▶ _REQUIREMENT_: Please transcribe all of the entries exactly, leaving out any images.
┌──
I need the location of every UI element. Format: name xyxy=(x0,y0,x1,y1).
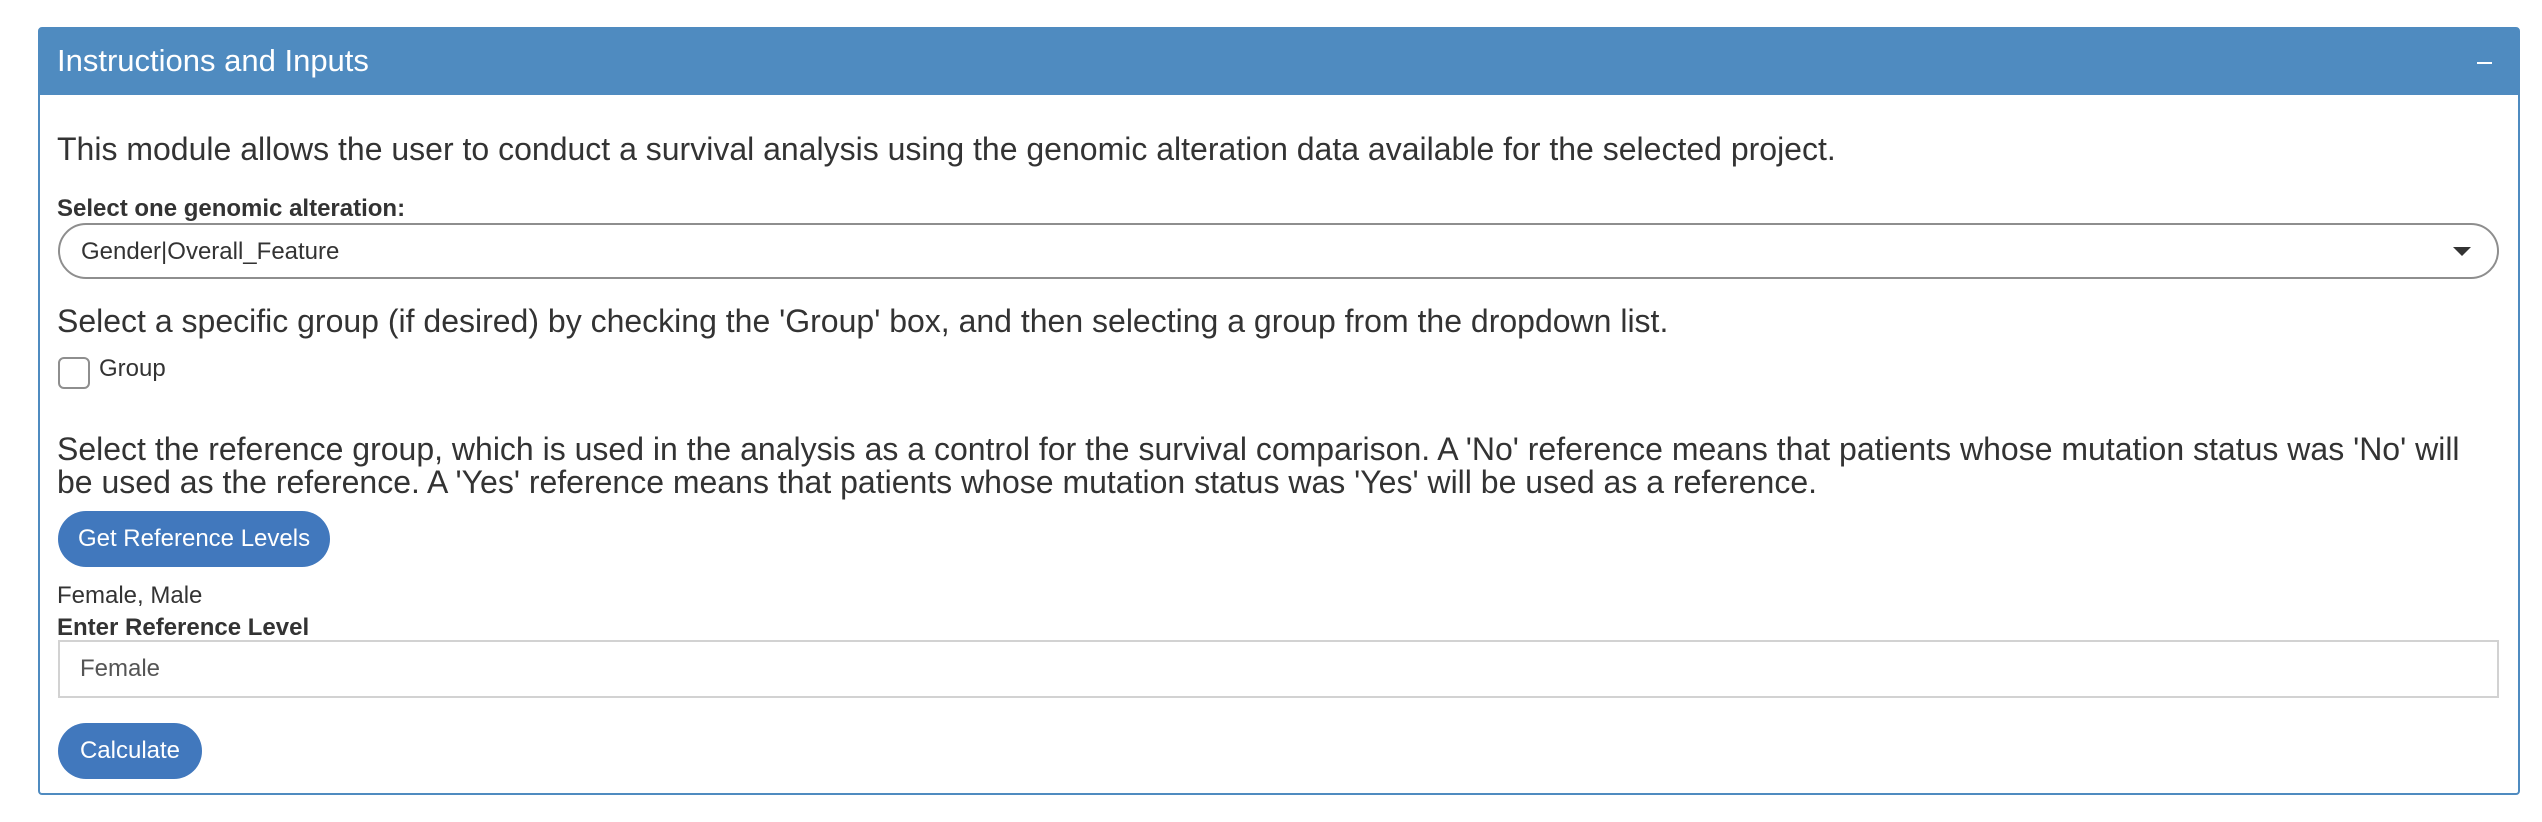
reference-level-label: Enter Reference Level xyxy=(57,614,310,641)
minus-icon xyxy=(2477,62,2492,64)
collapse-button[interactable] xyxy=(2468,45,2498,77)
alteration-select-label: Select one genomic alteration: xyxy=(57,195,406,222)
panel-header: Instructions and Inputs xyxy=(40,29,2518,95)
group-checkbox-label[interactable]: Group xyxy=(99,355,166,382)
intro-text: This module allows the user to conduct a… xyxy=(57,131,1836,167)
calculate-button[interactable]: Calculate xyxy=(58,723,202,779)
reference-levels-output: Female, Male xyxy=(57,582,203,609)
reference-help-text: Select the reference group, which is use… xyxy=(57,431,2460,500)
group-checkbox[interactable] xyxy=(58,357,90,389)
reference-level-input[interactable] xyxy=(58,640,2499,698)
get-reference-levels-button[interactable]: Get Reference Levels xyxy=(58,511,330,567)
group-help-text: Select a specific group (if desired) by … xyxy=(57,303,1669,339)
instructions-panel: Instructions and Inputs This module allo… xyxy=(38,27,2520,795)
alteration-select[interactable]: Gender|Overall_Feature xyxy=(58,223,2499,279)
caret-down-icon xyxy=(2453,247,2471,256)
panel-title: Instructions and Inputs xyxy=(57,43,369,78)
alteration-select-value: Gender|Overall_Feature xyxy=(81,238,340,265)
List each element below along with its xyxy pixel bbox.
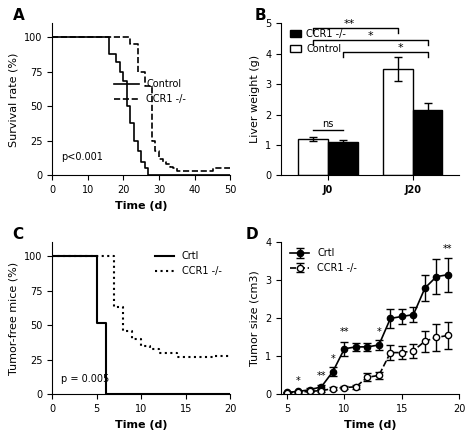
Text: *: *	[397, 43, 403, 53]
Control	[146, 173, 151, 178]
Legend: Control, CCR1 -/-: Control, CCR1 -/-	[110, 75, 190, 108]
Text: A: A	[13, 8, 25, 23]
Text: **: **	[443, 244, 453, 254]
CCR1 -/-	[120, 35, 126, 40]
Text: ns: ns	[322, 120, 334, 129]
Text: D: D	[246, 227, 258, 242]
CCR1 -/-	[138, 343, 144, 349]
Y-axis label: Liver weight (g): Liver weight (g)	[249, 55, 260, 144]
Crtl	[103, 320, 109, 325]
Control	[99, 35, 105, 40]
Crtl	[94, 320, 100, 325]
CCR1 -/-	[147, 346, 153, 351]
Control	[120, 79, 126, 84]
Control	[138, 159, 144, 164]
CCR1 -/-	[147, 343, 153, 349]
Crtl	[228, 392, 233, 397]
CCR1 -/-	[165, 350, 171, 356]
CCR1 -/-	[156, 156, 162, 162]
Text: **: **	[340, 327, 349, 337]
Legend: Crtl, CCR1 -/-: Crtl, CCR1 -/-	[286, 244, 361, 277]
Text: p<0.001: p<0.001	[61, 152, 103, 162]
Text: C: C	[13, 227, 24, 242]
CCR1 -/-	[228, 353, 233, 358]
Bar	[298, 139, 328, 175]
CCR1 -/-	[164, 162, 169, 167]
X-axis label: Time (d): Time (d)	[115, 201, 167, 211]
Text: p = 0.005: p = 0.005	[61, 374, 109, 384]
Line: Crtl: Crtl	[52, 256, 230, 394]
CCR1 -/-	[111, 305, 117, 310]
CCR1 -/-	[103, 254, 109, 259]
CCR1 -/-	[210, 353, 215, 358]
CCR1 -/-	[165, 350, 171, 356]
CCR1 -/-	[174, 350, 180, 356]
Text: B: B	[255, 8, 266, 23]
Control	[49, 35, 55, 40]
CCR1 -/-	[128, 42, 133, 47]
CCR1 -/-	[156, 346, 162, 351]
CCR1 -/-	[183, 354, 189, 360]
CCR1 -/-	[183, 354, 189, 360]
Line: Control: Control	[52, 37, 230, 175]
Control	[117, 69, 123, 74]
CCR1 -/-	[103, 254, 109, 259]
Control	[124, 104, 130, 109]
Control	[135, 148, 140, 153]
CCR1 -/-	[129, 336, 135, 342]
Control	[113, 60, 119, 65]
Line: CCR1 -/-: CCR1 -/-	[52, 256, 230, 357]
Text: *: *	[330, 354, 335, 364]
Y-axis label: Tumor-free mice (%): Tumor-free mice (%)	[9, 262, 18, 375]
Control	[128, 120, 133, 126]
Text: *: *	[367, 31, 373, 41]
Legend: CCR1 -/-, Control: CCR1 -/-, Control	[286, 25, 350, 58]
CCR1 -/-	[171, 166, 176, 171]
Crtl	[49, 254, 55, 259]
CCR1 -/-	[149, 138, 155, 144]
Crtl	[103, 392, 109, 397]
X-axis label: Time (d): Time (d)	[115, 420, 167, 430]
Legend: Crtl, CCR1 -/-: Crtl, CCR1 -/-	[151, 247, 226, 280]
Text: **: **	[344, 19, 355, 29]
Text: *: *	[296, 376, 301, 386]
CCR1 -/-	[49, 35, 55, 40]
CCR1 -/-	[174, 354, 180, 360]
Crtl	[94, 254, 100, 259]
Bar	[413, 110, 443, 175]
Control	[142, 166, 147, 171]
X-axis label: Time (d): Time (d)	[344, 420, 397, 430]
Text: *: *	[376, 327, 381, 337]
CCR1 -/-	[160, 159, 165, 164]
Bar	[383, 69, 413, 175]
Control	[131, 138, 137, 144]
CCR1 -/-	[142, 83, 147, 88]
CCR1 -/-	[228, 353, 233, 358]
Y-axis label: Tumor size (cm3): Tumor size (cm3)	[249, 271, 260, 366]
Control	[106, 51, 112, 57]
CCR1 -/-	[120, 305, 126, 310]
CCR1 -/-	[167, 165, 173, 170]
CCR1 -/-	[174, 169, 180, 174]
Control	[228, 173, 233, 178]
Line: CCR1 -/-: CCR1 -/-	[52, 37, 230, 171]
CCR1 -/-	[120, 328, 126, 333]
CCR1 -/-	[135, 69, 140, 74]
Bar	[328, 142, 357, 175]
CCR1 -/-	[111, 254, 117, 259]
CCR1 -/-	[153, 148, 158, 153]
CCR1 -/-	[210, 166, 215, 171]
CCR1 -/-	[49, 254, 55, 259]
CCR1 -/-	[138, 336, 144, 342]
CCR1 -/-	[156, 350, 162, 356]
Text: **: **	[317, 371, 326, 381]
Y-axis label: Survival rate (%): Survival rate (%)	[9, 52, 18, 147]
CCR1 -/-	[210, 354, 215, 360]
CCR1 -/-	[228, 166, 233, 171]
CCR1 -/-	[129, 328, 135, 333]
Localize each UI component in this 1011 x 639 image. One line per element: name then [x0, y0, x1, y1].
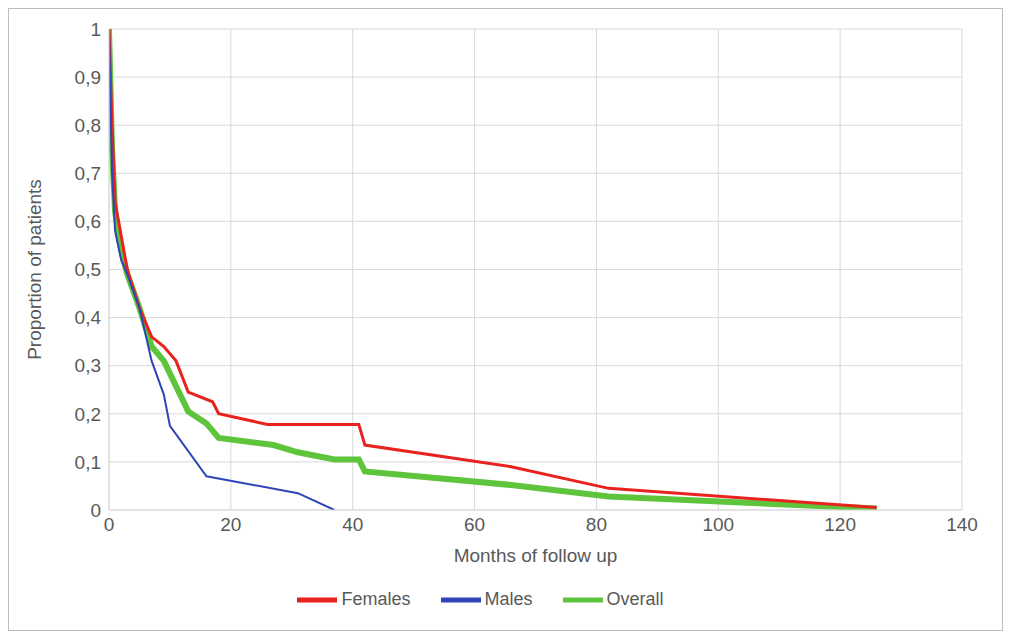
└──
▶ _RESPONSE TO THIS EXERCISE_:
I need the location of every UI element. Format: name xyxy=(x0,y0,x1,y1).
reference-level-label: Enter Reference Level xyxy=(57,614,310,641)
minus-icon xyxy=(2477,62,2492,64)
collapse-button[interactable] xyxy=(2468,45,2498,77)
alteration-select-label: Select one genomic alteration: xyxy=(57,195,406,222)
panel-header: Instructions and Inputs xyxy=(40,29,2518,95)
group-checkbox-label[interactable]: Group xyxy=(99,355,166,382)
intro-text: This module allows the user to conduct a… xyxy=(57,131,1836,167)
calculate-button[interactable]: Calculate xyxy=(58,723,202,779)
reference-levels-output: Female, Male xyxy=(57,582,203,609)
reference-help-text: Select the reference group, which is use… xyxy=(57,431,2460,500)
group-checkbox[interactable] xyxy=(58,357,90,389)
reference-level-input[interactable] xyxy=(58,640,2499,698)
get-reference-levels-button[interactable]: Get Reference Levels xyxy=(58,511,330,567)
group-help-text: Select a specific group (if desired) by … xyxy=(57,303,1669,339)
instructions-panel: Instructions and Inputs This module allo… xyxy=(38,27,2520,795)
alteration-select[interactable]: Gender|Overall_Feature xyxy=(58,223,2499,279)
caret-down-icon xyxy=(2453,247,2471,256)
panel-title: Instructions and Inputs xyxy=(57,43,369,78)
alteration-select-value: Gender|Overall_Feature xyxy=(81,238,340,265)
List each element below along with its xyxy pixel bbox.
Text: *: *	[397, 43, 403, 53]
Control	[146, 173, 151, 178]
Legend: Control, CCR1 -/-: Control, CCR1 -/-	[110, 75, 190, 108]
Text: A: A	[13, 8, 25, 23]
Text: **: **	[443, 244, 453, 254]
CCR1 -/-	[120, 35, 126, 40]
Text: ns: ns	[322, 120, 334, 129]
Text: D: D	[246, 227, 258, 242]
CCR1 -/-	[138, 343, 144, 349]
Y-axis label: Liver weight (g): Liver weight (g)	[249, 55, 260, 144]
Crtl	[103, 320, 109, 325]
Control	[99, 35, 105, 40]
Crtl	[94, 320, 100, 325]
CCR1 -/-	[147, 346, 153, 351]
Control	[120, 79, 126, 84]
Control	[138, 159, 144, 164]
CCR1 -/-	[147, 343, 153, 349]
Crtl	[228, 392, 233, 397]
CCR1 -/-	[165, 350, 171, 356]
CCR1 -/-	[156, 156, 162, 162]
Text: **: **	[340, 327, 349, 337]
Legend: Crtl, CCR1 -/-: Crtl, CCR1 -/-	[286, 244, 361, 277]
Text: p<0.001: p<0.001	[61, 152, 103, 162]
Text: C: C	[13, 227, 24, 242]
CCR1 -/-	[228, 353, 233, 358]
Bar	[298, 139, 328, 175]
CCR1 -/-	[164, 162, 169, 167]
X-axis label: Time (d): Time (d)	[115, 201, 167, 211]
Text: p = 0.005: p = 0.005	[61, 374, 109, 384]
Line: Crtl: Crtl	[52, 256, 230, 394]
CCR1 -/-	[111, 305, 117, 310]
CCR1 -/-	[103, 254, 109, 259]
CCR1 -/-	[210, 353, 215, 358]
CCR1 -/-	[165, 350, 171, 356]
CCR1 -/-	[174, 350, 180, 356]
Text: B: B	[255, 8, 266, 23]
Control	[49, 35, 55, 40]
CCR1 -/-	[128, 42, 133, 47]
CCR1 -/-	[156, 346, 162, 351]
CCR1 -/-	[183, 354, 189, 360]
CCR1 -/-	[183, 354, 189, 360]
Line: Control: Control	[52, 37, 230, 175]
Control	[117, 69, 123, 74]
CCR1 -/-	[103, 254, 109, 259]
Control	[124, 104, 130, 109]
Control	[135, 148, 140, 153]
CCR1 -/-	[129, 336, 135, 342]
Control	[113, 60, 119, 65]
Line: CCR1 -/-: CCR1 -/-	[52, 256, 230, 357]
Text: *: *	[330, 354, 335, 364]
Y-axis label: Tumor-free mice (%): Tumor-free mice (%)	[9, 262, 18, 375]
Control	[128, 120, 133, 126]
Text: *: *	[367, 31, 373, 41]
Legend: CCR1 -/-, Control: CCR1 -/-, Control	[286, 25, 350, 58]
CCR1 -/-	[171, 166, 176, 171]
Crtl	[49, 254, 55, 259]
CCR1 -/-	[149, 138, 155, 144]
Crtl	[103, 392, 109, 397]
X-axis label: Time (d): Time (d)	[115, 420, 167, 430]
Legend: Crtl, CCR1 -/-: Crtl, CCR1 -/-	[151, 247, 226, 280]
Text: **: **	[344, 19, 355, 29]
Text: *: *	[296, 376, 301, 386]
CCR1 -/-	[49, 35, 55, 40]
CCR1 -/-	[174, 354, 180, 360]
Crtl	[94, 254, 100, 259]
Bar	[413, 110, 443, 175]
Control	[142, 166, 147, 171]
X-axis label: Time (d): Time (d)	[344, 420, 397, 430]
Text: *: *	[376, 327, 381, 337]
CCR1 -/-	[160, 159, 165, 164]
Bar	[383, 69, 413, 175]
Control	[131, 138, 137, 144]
CCR1 -/-	[142, 83, 147, 88]
CCR1 -/-	[228, 353, 233, 358]
Y-axis label: Tumor size (cm3): Tumor size (cm3)	[249, 271, 260, 366]
Control	[106, 51, 112, 57]
CCR1 -/-	[120, 305, 126, 310]
CCR1 -/-	[167, 165, 173, 170]
CCR1 -/-	[174, 169, 180, 174]
Control	[228, 173, 233, 178]
Line: CCR1 -/-: CCR1 -/-	[52, 37, 230, 171]
CCR1 -/-	[120, 328, 126, 333]
CCR1 -/-	[135, 69, 140, 74]
Bar	[328, 142, 357, 175]
CCR1 -/-	[111, 254, 117, 259]
CCR1 -/-	[153, 148, 158, 153]
CCR1 -/-	[210, 166, 215, 171]
CCR1 -/-	[49, 254, 55, 259]
CCR1 -/-	[138, 336, 144, 342]
CCR1 -/-	[156, 350, 162, 356]
Text: **: **	[317, 371, 326, 381]
Y-axis label: Survival rate (%): Survival rate (%)	[9, 52, 18, 147]
CCR1 -/-	[210, 354, 215, 360]
CCR1 -/-	[228, 166, 233, 171]
CCR1 -/-	[129, 328, 135, 333]
Localize each UI component in this 1011 x 639 image. One line per element: name then [x0, y0, x1, y1].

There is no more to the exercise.